## [Problem]
Which lines include the word "Changes"? Copy each of them.

## [Stored data]
>> begin
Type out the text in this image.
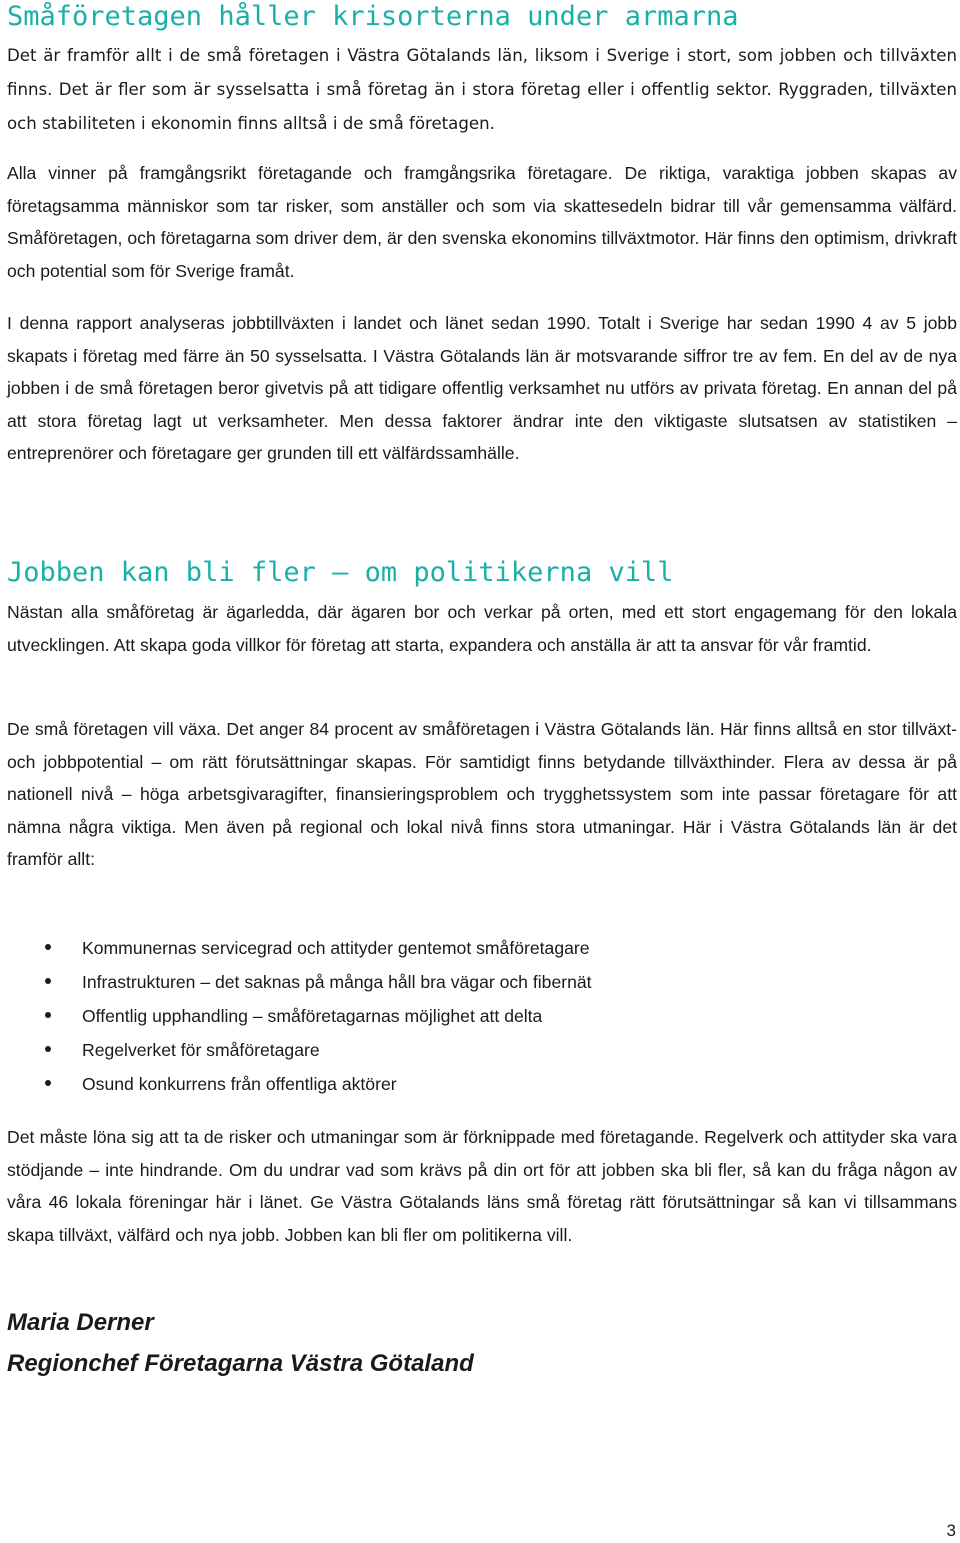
Småföretagen håller krisorterna under armarna

Det är framför allt i de små företagen i Västra Götalands län, liksom i Sverige i stort, som jobben och tillväxten finns. Det är fler som är sysselsatta i små företag än i stora företag eller i offentlig sektor. Ryggraden, tillväxten och stabiliteten i ekonomin finns alltså i de små företagen.

Alla vinner på framgångsrikt företagande och framgångsrika företagare. De riktiga, varaktiga jobben skapas av företagsamma människor som tar risker, som anställer och som via skattesedeln bidrar till vår gemensamma välfärd. Småföretagen, och företagarna som driver dem, är den svenska ekonomins tillväxtmotor. Här finns den optimism, drivkraft och potential som för Sverige framåt.

I denna rapport analyseras jobbtillväxten i landet och länet sedan 1990. Totalt i Sverige har sedan 1990 4 av 5 jobb skapats i företag med färre än 50 sysselsatta. I Västra Götalands län är motsvarande siffror tre av fem. En del av de nya jobben i de små företagen beror givetvis på att tidigare offentlig verksamhet nu utförs av privata företag. En annan del på att stora företag lagt ut verksamheter. Men dessa faktorer ändrar inte den viktigaste slutsatsen av statistiken – entreprenörer och företagare ger grunden till ett välfärdssamhälle.

Jobben kan bli fler – om politikerna vill

Nästan alla småföretag är ägarledda, där ägaren bor och verkar på orten, med ett stort engagemang för den lokala utvecklingen. Att skapa goda villkor för företag att starta, expandera och anställa är att ta ansvar för vår framtid.

De små företagen vill växa. Det anger 84 procent av småföretagen i Västra Götalands län. Här finns alltså en stor tillväxt- och jobbpotential – om rätt förutsättningar skapas. För samtidigt finns betydande tillväxthinder. Flera av dessa är på nationell nivå – höga arbetsgivaragifter, finansieringsproblem och trygghetssystem som inte passar företagare för att nämna några viktiga. Men även på regional och lokal nivå finns stora utmaningar. Här i Västra Götalands län är det framför allt:

Kommunernas servicegrad och attityder gentemot småföretagare
Infrastrukturen – det saknas på många håll bra vägar och fibernät
Offentlig upphandling – småföretagarnas möjlighet att delta
Regelverket för småföretagare
Osund konkurrens från offentliga aktörer

Det måste löna sig att ta de risker och utmaningar som är förknippade med företagande. Regelverk och attityder ska vara stödjande – inte hindrande. Om du undrar vad som krävs på din ort för att jobben ska bli fler, så kan du fråga någon av våra 46 lokala föreningar här i länet. Ge Västra Götalands läns små företag rätt förutsättningar så kan vi tillsammans skapa tillväxt, välfärd och nya jobb. Jobben kan bli fler om politikerna vill.

Maria Derner

Regionchef Företagarna Västra Götaland

3
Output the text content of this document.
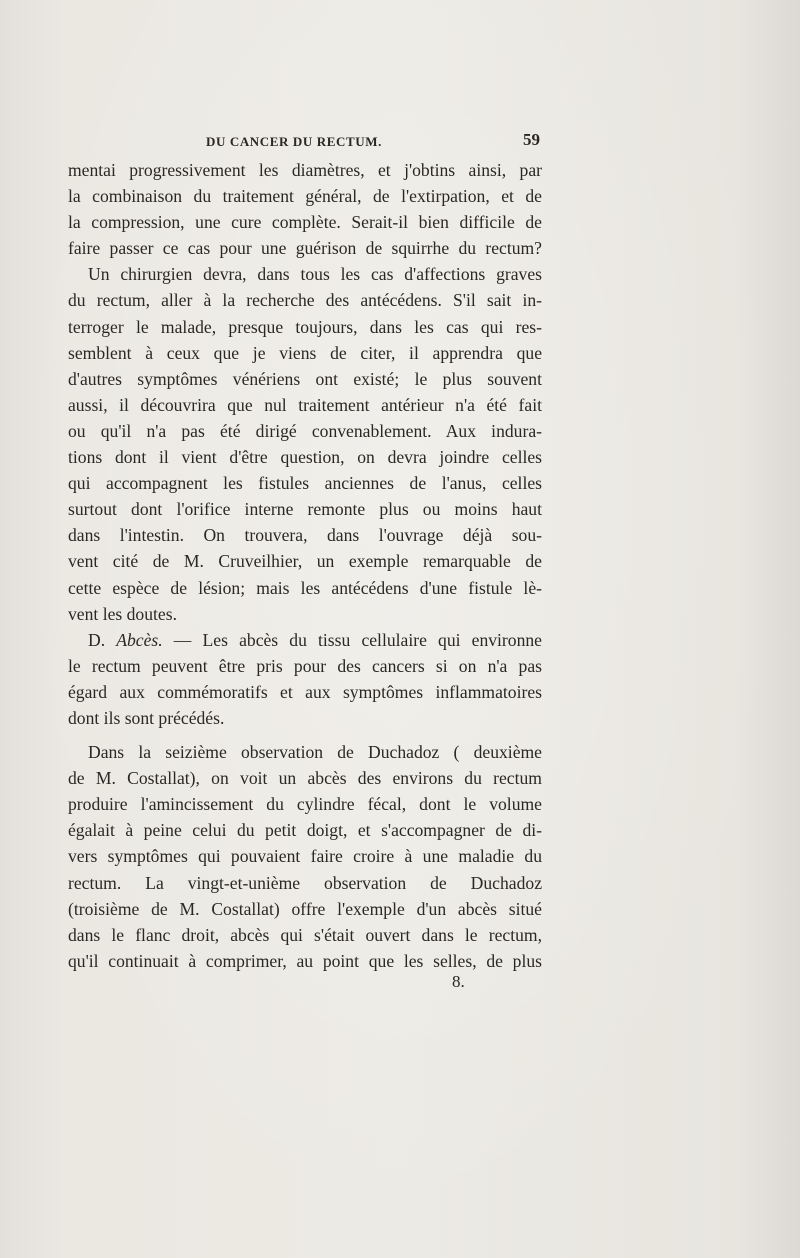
DU CANCER DU RECTUM.	59
mentai progressivement les diamètres, et j'obtins ainsi, par
la combinaison du traitement général, de l'extirpation, et de
la compression, une cure complète. Serait-il bien difficile de
faire passer ce cas pour une guérison de squirrhe du rectum?
Un chirurgien devra, dans tous les cas d'affections graves
du rectum, aller à la recherche des antécédens. S'il sait in-
terroger le malade, presque toujours, dans les cas qui res-
semblent à ceux que je viens de citer, il apprendra que
d'autres symptômes vénériens ont existé; le plus souvent
aussi, il découvrira que nul traitement antérieur n'a été fait
ou qu'il n'a pas été dirigé convenablement. Aux indura-
tions dont il vient d'être question, on devra joindre celles
qui accompagnent les fistules anciennes de l'anus, celles
surtout dont l'orifice interne remonte plus ou moins haut
dans l'intestin. On trouvera, dans l'ouvrage déjà sou-
vent cité de M. Cruveilhier, un exemple remarquable de
cette espèce de lésion; mais les antécédens d'une fistule lè-
vent les doutes.
D. Abcès. — Les abcès du tissu cellulaire qui environne
le rectum peuvent être pris pour des cancers si on n'a pas
égard aux commémoratifs et aux symptômes inflammatoires
dont ils sont précédés.
Dans la seizième observation de Duchadoz ( deuxième
de M. Costallat), on voit un abcès des environs du rectum
produire l'amincissement du cylindre fécal, dont le volume
égalait à peine celui du petit doigt, et s'accompagner de di-
vers symptômes qui pouvaient faire croire à une maladie du
rectum. La vingt-et-unième observation de Duchadoz
(troisième de M. Costallat) offre l'exemple d'un abcès situé
dans le flanc droit, abcès qui s'était ouvert dans le rectum,
qu'il continuait à comprimer, au point que les selles, de plus
8.
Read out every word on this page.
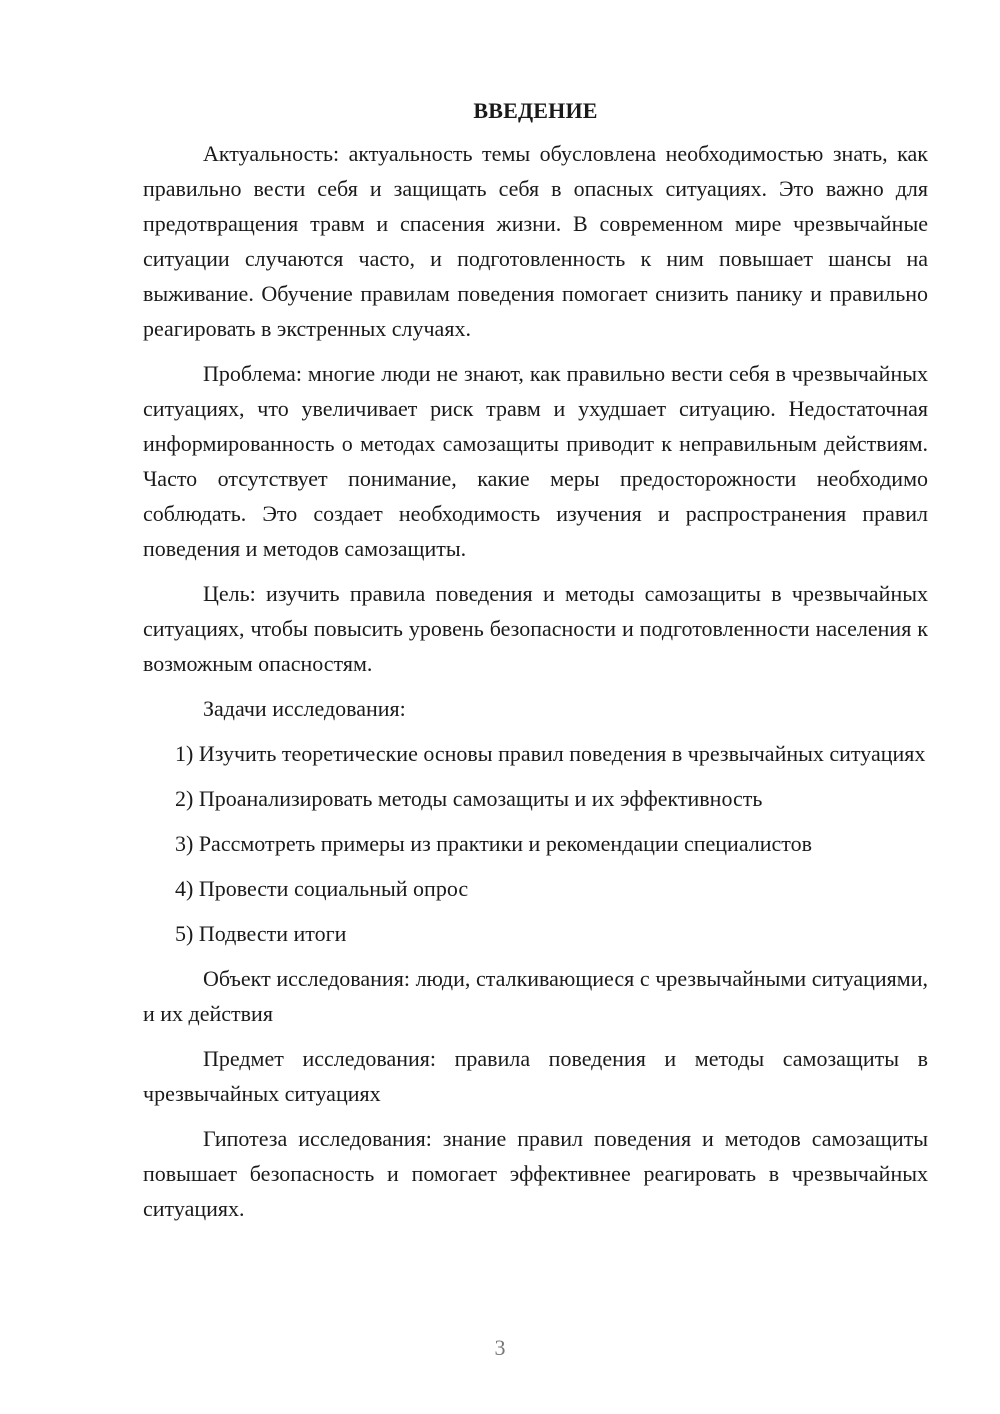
ВВЕДЕНИЕ

Актуальность: актуальность темы обусловлена необходимостью знать, как правильно вести себя и защищать себя в опасных ситуациях. Это важно для предотвращения травм и спасения жизни. В современном мире чрезвычайные ситуации случаются часто, и подготовленность к ним повышает шансы на выживание. Обучение правилам поведения помогает снизить панику и правильно реагировать в экстренных случаях.

Проблема: многие люди не знают, как правильно вести себя в чрезвычайных ситуациях, что увеличивает риск травм и ухудшает ситуацию. Недостаточная информированность о методах самозащиты приводит к неправильным действиям. Часто отсутствует понимание, какие меры предосторожности необходимо соблюдать. Это создает необходимость изучения и распространения правил поведения и методов самозащиты.

Цель: изучить правила поведения и методы самозащиты в чрезвычайных ситуациях, чтобы повысить уровень безопасности и подготовленности населения к возможным опасностям.

Задачи исследования:

1) Изучить теоретические основы правил поведения в чрезвычайных ситуациях

2) Проанализировать методы самозащиты и их эффективность

3) Рассмотреть примеры из практики и рекомендации специалистов

4) Провести социальный опрос

5) Подвести итоги

Объект исследования: люди, сталкивающиеся с чрезвычайными ситуациями, и их действия

Предмет исследования: правила поведения и методы самозащиты в чрезвычайных ситуациях

Гипотеза исследования: знание правил поведения и методов самозащиты повышает безопасность и помогает эффективнее реагировать в чрезвычайных ситуациях.

3
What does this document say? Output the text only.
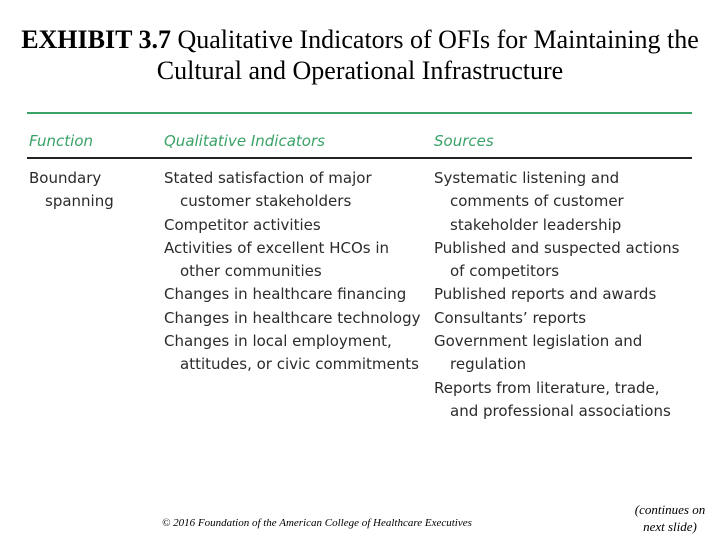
EXHIBIT 3.7 Qualitative Indicators of OFIs for Maintaining the Cultural and Operational Infrastructure
Function	Qualitative Indicators	Sources
Boundary spanning
Stated satisfaction of major customer stakeholders
Competitor activities
Activities of excellent HCOs in other communities
Changes in healthcare financing
Changes in healthcare technology
Changes in local employment, attitudes, or civic commitments
Systematic listening and comments of customer stakeholder leadership
Published and suspected actions of competitors
Published reports and awards
Consultants’ reports
Government legislation and regulation
Reports from literature, trade, and professional associations
© 2016 Foundation of the American College of Healthcare Executives
(continues on next slide)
>> end
## [Full solution]
Changes in healthcare financing
Changes in healthcare technology
Changes in local employment, attitudes, or civic commitments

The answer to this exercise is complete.